[Begin]

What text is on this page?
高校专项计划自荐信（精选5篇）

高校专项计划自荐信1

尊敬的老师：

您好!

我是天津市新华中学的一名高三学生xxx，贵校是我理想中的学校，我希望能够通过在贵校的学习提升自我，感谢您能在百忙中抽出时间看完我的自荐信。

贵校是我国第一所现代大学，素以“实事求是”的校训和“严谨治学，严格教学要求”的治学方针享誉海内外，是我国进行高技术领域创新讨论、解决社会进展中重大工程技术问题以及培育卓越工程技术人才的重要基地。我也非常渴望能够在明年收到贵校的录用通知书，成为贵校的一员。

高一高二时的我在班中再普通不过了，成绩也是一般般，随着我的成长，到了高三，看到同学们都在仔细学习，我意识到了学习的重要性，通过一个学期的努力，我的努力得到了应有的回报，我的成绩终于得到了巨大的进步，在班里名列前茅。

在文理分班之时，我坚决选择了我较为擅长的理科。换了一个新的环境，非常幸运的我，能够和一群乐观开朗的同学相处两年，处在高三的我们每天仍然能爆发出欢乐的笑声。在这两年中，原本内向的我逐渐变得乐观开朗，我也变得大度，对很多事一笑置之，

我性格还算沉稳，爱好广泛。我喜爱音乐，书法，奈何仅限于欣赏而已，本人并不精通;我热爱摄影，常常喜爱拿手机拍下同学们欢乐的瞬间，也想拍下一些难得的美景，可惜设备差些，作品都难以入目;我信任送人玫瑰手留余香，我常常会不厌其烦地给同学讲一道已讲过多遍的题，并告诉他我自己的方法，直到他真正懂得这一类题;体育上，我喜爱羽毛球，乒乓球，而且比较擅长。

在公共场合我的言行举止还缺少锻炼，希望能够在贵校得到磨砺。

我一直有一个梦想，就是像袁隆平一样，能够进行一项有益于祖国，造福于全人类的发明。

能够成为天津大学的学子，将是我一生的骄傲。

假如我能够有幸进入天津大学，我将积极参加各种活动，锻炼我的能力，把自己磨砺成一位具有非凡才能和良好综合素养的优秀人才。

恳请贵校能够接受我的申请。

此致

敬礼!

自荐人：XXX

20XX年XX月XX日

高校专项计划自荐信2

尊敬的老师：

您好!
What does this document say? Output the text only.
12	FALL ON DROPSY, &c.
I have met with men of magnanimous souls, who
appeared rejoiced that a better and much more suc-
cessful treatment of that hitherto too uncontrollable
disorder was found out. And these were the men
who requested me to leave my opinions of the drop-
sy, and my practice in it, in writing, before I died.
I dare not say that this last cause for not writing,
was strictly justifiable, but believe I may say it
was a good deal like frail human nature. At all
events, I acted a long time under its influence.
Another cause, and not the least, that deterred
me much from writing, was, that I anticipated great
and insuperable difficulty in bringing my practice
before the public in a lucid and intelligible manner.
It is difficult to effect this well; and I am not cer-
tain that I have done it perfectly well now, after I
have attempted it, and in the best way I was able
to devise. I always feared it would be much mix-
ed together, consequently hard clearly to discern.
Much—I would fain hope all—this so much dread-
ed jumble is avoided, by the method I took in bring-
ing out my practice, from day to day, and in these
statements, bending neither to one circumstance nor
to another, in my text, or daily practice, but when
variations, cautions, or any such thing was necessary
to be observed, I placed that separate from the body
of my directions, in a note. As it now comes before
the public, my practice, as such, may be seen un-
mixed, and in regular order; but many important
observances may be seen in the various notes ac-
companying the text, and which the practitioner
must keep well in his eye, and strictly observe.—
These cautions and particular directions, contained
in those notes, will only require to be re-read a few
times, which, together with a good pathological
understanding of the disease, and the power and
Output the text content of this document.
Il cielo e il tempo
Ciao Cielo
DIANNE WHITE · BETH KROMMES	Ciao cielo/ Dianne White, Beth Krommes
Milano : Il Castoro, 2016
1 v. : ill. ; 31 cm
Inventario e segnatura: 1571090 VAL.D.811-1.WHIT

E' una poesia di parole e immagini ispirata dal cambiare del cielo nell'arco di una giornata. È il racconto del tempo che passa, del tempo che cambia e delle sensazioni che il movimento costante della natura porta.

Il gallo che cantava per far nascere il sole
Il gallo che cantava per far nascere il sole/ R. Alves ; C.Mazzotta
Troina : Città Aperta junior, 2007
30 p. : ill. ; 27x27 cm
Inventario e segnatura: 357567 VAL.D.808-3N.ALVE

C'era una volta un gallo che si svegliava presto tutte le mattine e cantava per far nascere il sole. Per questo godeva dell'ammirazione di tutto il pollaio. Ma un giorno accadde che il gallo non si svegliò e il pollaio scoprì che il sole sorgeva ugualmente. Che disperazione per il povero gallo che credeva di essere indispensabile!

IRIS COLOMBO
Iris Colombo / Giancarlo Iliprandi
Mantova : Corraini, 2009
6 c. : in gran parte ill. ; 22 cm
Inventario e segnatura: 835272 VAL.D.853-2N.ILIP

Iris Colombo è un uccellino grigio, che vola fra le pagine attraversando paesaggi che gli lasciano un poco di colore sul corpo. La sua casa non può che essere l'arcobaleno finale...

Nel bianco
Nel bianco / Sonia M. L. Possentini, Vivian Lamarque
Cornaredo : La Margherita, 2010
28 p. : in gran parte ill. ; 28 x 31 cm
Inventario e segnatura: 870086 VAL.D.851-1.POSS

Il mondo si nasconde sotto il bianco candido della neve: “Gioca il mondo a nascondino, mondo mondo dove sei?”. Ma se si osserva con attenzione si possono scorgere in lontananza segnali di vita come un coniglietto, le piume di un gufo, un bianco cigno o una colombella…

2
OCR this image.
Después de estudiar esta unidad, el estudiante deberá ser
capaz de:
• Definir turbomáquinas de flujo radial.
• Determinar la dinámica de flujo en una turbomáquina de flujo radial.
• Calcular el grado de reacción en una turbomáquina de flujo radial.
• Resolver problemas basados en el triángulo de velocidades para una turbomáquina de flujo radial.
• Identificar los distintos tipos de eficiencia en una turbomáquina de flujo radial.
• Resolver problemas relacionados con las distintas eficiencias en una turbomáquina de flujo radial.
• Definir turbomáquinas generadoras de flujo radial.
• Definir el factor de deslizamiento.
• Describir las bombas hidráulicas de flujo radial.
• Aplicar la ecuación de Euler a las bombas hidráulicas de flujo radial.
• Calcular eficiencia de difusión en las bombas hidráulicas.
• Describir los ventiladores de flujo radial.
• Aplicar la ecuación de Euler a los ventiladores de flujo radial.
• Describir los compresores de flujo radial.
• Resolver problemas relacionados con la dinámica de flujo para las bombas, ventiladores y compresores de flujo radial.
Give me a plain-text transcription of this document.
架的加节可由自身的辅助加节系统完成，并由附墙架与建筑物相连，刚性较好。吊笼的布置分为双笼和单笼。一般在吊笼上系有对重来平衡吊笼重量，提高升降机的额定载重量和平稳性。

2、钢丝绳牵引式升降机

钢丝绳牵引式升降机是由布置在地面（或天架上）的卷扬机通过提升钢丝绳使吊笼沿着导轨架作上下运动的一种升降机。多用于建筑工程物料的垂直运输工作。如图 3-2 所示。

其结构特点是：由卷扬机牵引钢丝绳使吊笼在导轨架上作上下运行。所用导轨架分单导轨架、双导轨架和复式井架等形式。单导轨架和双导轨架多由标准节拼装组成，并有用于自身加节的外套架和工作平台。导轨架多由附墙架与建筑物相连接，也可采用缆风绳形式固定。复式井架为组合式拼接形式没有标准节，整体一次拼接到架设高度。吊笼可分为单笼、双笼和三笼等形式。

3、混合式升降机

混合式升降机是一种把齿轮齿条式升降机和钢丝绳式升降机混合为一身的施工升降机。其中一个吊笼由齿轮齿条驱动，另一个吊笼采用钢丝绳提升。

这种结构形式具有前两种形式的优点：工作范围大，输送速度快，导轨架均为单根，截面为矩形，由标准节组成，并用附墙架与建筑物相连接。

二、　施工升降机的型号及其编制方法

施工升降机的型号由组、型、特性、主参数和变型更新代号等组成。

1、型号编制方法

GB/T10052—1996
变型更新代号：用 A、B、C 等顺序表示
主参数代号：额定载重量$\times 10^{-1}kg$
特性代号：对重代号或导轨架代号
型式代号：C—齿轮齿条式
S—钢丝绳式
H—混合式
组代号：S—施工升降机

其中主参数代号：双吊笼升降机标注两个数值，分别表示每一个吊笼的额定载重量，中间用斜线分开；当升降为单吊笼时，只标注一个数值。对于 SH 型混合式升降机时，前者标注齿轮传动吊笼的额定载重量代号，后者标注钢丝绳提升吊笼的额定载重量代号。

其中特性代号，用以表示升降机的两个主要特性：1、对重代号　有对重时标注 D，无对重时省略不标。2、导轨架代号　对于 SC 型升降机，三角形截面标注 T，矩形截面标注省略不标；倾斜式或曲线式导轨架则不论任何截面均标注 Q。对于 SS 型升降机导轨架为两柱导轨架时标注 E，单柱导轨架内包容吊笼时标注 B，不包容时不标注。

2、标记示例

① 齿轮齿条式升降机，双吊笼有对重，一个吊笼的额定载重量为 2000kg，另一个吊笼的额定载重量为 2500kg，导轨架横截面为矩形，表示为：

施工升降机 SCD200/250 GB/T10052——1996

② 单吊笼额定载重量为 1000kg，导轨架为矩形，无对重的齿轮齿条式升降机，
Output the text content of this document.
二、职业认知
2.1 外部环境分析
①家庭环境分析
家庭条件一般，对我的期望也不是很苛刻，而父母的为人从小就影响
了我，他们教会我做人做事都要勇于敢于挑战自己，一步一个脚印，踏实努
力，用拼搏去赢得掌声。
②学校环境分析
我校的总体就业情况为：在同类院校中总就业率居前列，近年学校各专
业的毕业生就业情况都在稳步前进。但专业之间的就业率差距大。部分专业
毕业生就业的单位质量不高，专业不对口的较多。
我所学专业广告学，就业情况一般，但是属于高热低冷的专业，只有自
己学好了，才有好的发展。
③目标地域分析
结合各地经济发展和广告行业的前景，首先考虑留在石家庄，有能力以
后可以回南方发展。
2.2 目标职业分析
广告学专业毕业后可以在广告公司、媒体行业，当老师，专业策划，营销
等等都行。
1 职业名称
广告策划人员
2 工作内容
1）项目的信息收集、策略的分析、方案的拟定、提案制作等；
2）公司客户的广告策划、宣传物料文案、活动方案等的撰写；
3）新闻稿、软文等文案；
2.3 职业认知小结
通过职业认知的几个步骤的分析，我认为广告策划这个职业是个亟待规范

[End]

• **Stated goal**
The lines to reproduce run from the line containing "Give me a plain-text" to the end of the listing; write them out exactly and add nothing.

• **Task result**
Give me a plain-text transcription of this document.
架的加节可由自身的辅助加节系统完成，并由附墙架与建筑物相连，刚性较好。吊笼的布置分为双笼和单笼。一般在吊笼上系有对重来平衡吊笼重量，提高升降机的额定载重量和平稳性。

2、钢丝绳牵引式升降机

钢丝绳牵引式升降机是由布置在地面（或天架上）的卷扬机通过提升钢丝绳使吊笼沿着导轨架作上下运动的一种升降机。多用于建筑工程物料的垂直运输工作。如图 3-2 所示。

其结构特点是：由卷扬机牵引钢丝绳使吊笼在导轨架上作上下运行。所用导轨架分单导轨架、双导轨架和复式井架等形式。单导轨架和双导轨架多由标准节拼装组成，并有用于自身加节的外套架和工作平台。导轨架多由附墙架与建筑物相连接，也可采用缆风绳形式固定。复式井架为组合式拼接形式没有标准节，整体一次拼接到架设高度。吊笼可分为单笼、双笼和三笼等形式。

3、混合式升降机

混合式升降机是一种把齿轮齿条式升降机和钢丝绳式升降机混合为一身的施工升降机。其中一个吊笼由齿轮齿条驱动，另一个吊笼采用钢丝绳提升。

这种结构形式具有前两种形式的优点：工作范围大，输送速度快，导轨架均为单根，截面为矩形，由标准节组成，并用附墙架与建筑物相连接。

二、　施工升降机的型号及其编制方法

施工升降机的型号由组、型、特性、主参数和变型更新代号等组成。

1、型号编制方法

GB/T10052—1996
变型更新代号：用 A、B、C 等顺序表示
主参数代号：额定载重量$\times 10^{-1}kg$
特性代号：对重代号或导轨架代号
型式代号：C—齿轮齿条式
S—钢丝绳式
H—混合式
组代号：S—施工升降机

其中主参数代号：双吊笼升降机标注两个数值，分别表示每一个吊笼的额定载重量，中间用斜线分开；当升降为单吊笼时，只标注一个数值。对于 SH 型混合式升降机时，前者标注齿轮传动吊笼的额定载重量代号，后者标注钢丝绳提升吊笼的额定载重量代号。

其中特性代号，用以表示升降机的两个主要特性：1、对重代号　有对重时标注 D，无对重时省略不标。2、导轨架代号　对于 SC 型升降机，三角形截面标注 T，矩形截面标注省略不标；倾斜式或曲线式导轨架则不论任何截面均标注 Q。对于 SS 型升降机导轨架为两柱导轨架时标注 E，单柱导轨架内包容吊笼时标注 B，不包容时不标注。

2、标记示例

① 齿轮齿条式升降机，双吊笼有对重，一个吊笼的额定载重量为 2000kg，另一个吊笼的额定载重量为 2500kg，导轨架横截面为矩形，表示为：

施工升降机 SCD200/250 GB/T10052——1996

② 单吊笼额定载重量为 1000kg，导轨架为矩形，无对重的齿轮齿条式升降机，
Output the text content of this document.
二、职业认知
2.1 外部环境分析
①家庭环境分析
家庭条件一般，对我的期望也不是很苛刻，而父母的为人从小就影响
了我，他们教会我做人做事都要勇于敢于挑战自己，一步一个脚印，踏实努
力，用拼搏去赢得掌声。
②学校环境分析
我校的总体就业情况为：在同类院校中总就业率居前列，近年学校各专
业的毕业生就业情况都在稳步前进。但专业之间的就业率差距大。部分专业
毕业生就业的单位质量不高，专业不对口的较多。
我所学专业广告学，就业情况一般，但是属于高热低冷的专业，只有自
己学好了，才有好的发展。
③目标地域分析
结合各地经济发展和广告行业的前景，首先考虑留在石家庄，有能力以
后可以回南方发展。
2.2 目标职业分析
广告学专业毕业后可以在广告公司、媒体行业，当老师，专业策划，营销
等等都行。
1 职业名称
广告策划人员
2 工作内容
1）项目的信息收集、策略的分析、方案的拟定、提案制作等；
2）公司客户的广告策划、宣传物料文案、活动方案等的撰写；
3）新闻稿、软文等文案；
2.3 职业认知小结
通过职业认知的几个步骤的分析，我认为广告策划这个职业是个亟待规范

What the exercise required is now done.